### WHAT YOU WILL DO:
Quote all of the entries word for word.

(Records from a data source)
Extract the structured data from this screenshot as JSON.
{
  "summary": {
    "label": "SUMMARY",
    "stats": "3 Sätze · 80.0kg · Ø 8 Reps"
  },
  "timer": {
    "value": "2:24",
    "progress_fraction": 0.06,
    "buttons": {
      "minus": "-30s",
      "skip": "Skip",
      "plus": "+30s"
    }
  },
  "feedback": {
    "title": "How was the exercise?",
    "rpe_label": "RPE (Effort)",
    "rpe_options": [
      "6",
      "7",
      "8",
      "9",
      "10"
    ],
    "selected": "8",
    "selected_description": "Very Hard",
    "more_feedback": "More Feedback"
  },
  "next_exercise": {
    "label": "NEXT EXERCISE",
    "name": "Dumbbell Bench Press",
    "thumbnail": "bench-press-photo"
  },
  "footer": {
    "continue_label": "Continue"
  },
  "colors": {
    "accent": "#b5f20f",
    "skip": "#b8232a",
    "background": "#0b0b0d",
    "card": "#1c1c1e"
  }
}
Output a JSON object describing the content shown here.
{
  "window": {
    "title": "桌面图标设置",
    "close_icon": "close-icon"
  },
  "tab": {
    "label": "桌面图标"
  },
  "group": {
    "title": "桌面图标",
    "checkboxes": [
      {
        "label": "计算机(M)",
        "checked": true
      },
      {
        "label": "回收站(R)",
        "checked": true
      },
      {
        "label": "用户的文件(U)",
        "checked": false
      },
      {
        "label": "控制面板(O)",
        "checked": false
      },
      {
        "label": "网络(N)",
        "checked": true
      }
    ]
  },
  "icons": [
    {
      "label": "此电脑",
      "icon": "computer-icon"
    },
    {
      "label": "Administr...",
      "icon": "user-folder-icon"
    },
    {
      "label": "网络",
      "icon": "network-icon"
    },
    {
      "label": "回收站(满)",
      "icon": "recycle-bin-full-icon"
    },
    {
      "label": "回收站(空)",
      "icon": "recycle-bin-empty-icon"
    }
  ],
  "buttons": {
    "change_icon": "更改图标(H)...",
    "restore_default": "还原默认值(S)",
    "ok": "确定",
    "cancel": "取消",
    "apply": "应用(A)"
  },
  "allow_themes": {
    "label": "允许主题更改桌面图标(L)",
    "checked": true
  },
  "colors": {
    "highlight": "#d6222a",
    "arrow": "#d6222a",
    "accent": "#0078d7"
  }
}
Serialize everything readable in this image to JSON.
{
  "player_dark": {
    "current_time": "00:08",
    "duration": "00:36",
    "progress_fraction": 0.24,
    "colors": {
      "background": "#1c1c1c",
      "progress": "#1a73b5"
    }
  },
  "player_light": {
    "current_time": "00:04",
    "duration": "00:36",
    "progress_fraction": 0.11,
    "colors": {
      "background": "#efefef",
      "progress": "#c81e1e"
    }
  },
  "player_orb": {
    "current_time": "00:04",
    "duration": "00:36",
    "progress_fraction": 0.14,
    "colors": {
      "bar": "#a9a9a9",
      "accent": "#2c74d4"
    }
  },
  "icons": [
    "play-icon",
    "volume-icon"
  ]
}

### RESULT OF THIS EXERCISE:
Extract the structured data from this screenshot as JSON.
{
  "summary": {
    "label": "SUMMARY",
    "stats": "3 Sätze · 80.0kg · Ø 8 Reps"
  },
  "timer": {
    "value": "2:24",
    "progress_fraction": 0.06,
    "buttons": {
      "minus": "-30s",
      "skip": "Skip",
      "plus": "+30s"
    }
  },
  "feedback": {
    "title": "How was the exercise?",
    "rpe_label": "RPE (Effort)",
    "rpe_options": [
      "6",
      "7",
      "8",
      "9",
      "10"
    ],
    "selected": "8",
    "selected_description": "Very Hard",
    "more_feedback": "More Feedback"
  },
  "next_exercise": {
    "label": "NEXT EXERCISE",
    "name": "Dumbbell Bench Press",
    "thumbnail": "bench-press-photo"
  },
  "footer": {
    "continue_label": "Continue"
  },
  "colors": {
    "accent": "#b5f20f",
    "skip": "#b8232a",
    "background": "#0b0b0d",
    "card": "#1c1c1e"
  }
}
Output a JSON object describing the content shown here.
{
  "window": {
    "title": "桌面图标设置",
    "close_icon": "close-icon"
  },
  "tab": {
    "label": "桌面图标"
  },
  "group": {
    "title": "桌面图标",
    "checkboxes": [
      {
        "label": "计算机(M)",
        "checked": true
      },
      {
        "label": "回收站(R)",
        "checked": true
      },
      {
        "label": "用户的文件(U)",
        "checked": false
      },
      {
        "label": "控制面板(O)",
        "checked": false
      },
      {
        "label": "网络(N)",
        "checked": true
      }
    ]
  },
  "icons": [
    {
      "label": "此电脑",
      "icon": "computer-icon"
    },
    {
      "label": "Administr...",
      "icon": "user-folder-icon"
    },
    {
      "label": "网络",
      "icon": "network-icon"
    },
    {
      "label": "回收站(满)",
      "icon": "recycle-bin-full-icon"
    },
    {
      "label": "回收站(空)",
      "icon": "recycle-bin-empty-icon"
    }
  ],
  "buttons": {
    "change_icon": "更改图标(H)...",
    "restore_default": "还原默认值(S)",
    "ok": "确定",
    "cancel": "取消",
    "apply": "应用(A)"
  },
  "allow_themes": {
    "label": "允许主题更改桌面图标(L)",
    "checked": true
  },
  "colors": {
    "highlight": "#d6222a",
    "arrow": "#d6222a",
    "accent": "#0078d7"
  }
}
Serialize everything readable in this image to JSON.
{
  "player_dark": {
    "current_time": "00:08",
    "duration": "00:36",
    "progress_fraction": 0.24,
    "colors": {
      "background": "#1c1c1c",
      "progress": "#1a73b5"
    }
  },
  "player_light": {
    "current_time": "00:04",
    "duration": "00:36",
    "progress_fraction": 0.11,
    "colors": {
      "background": "#efefef",
      "progress": "#c81e1e"
    }
  },
  "player_orb": {
    "current_time": "00:04",
    "duration": "00:36",
    "progress_fraction": 0.14,
    "colors": {
      "bar": "#a9a9a9",
      "accent": "#2c74d4"
    }
  },
  "icons": [
    "play-icon",
    "volume-icon"
  ]
}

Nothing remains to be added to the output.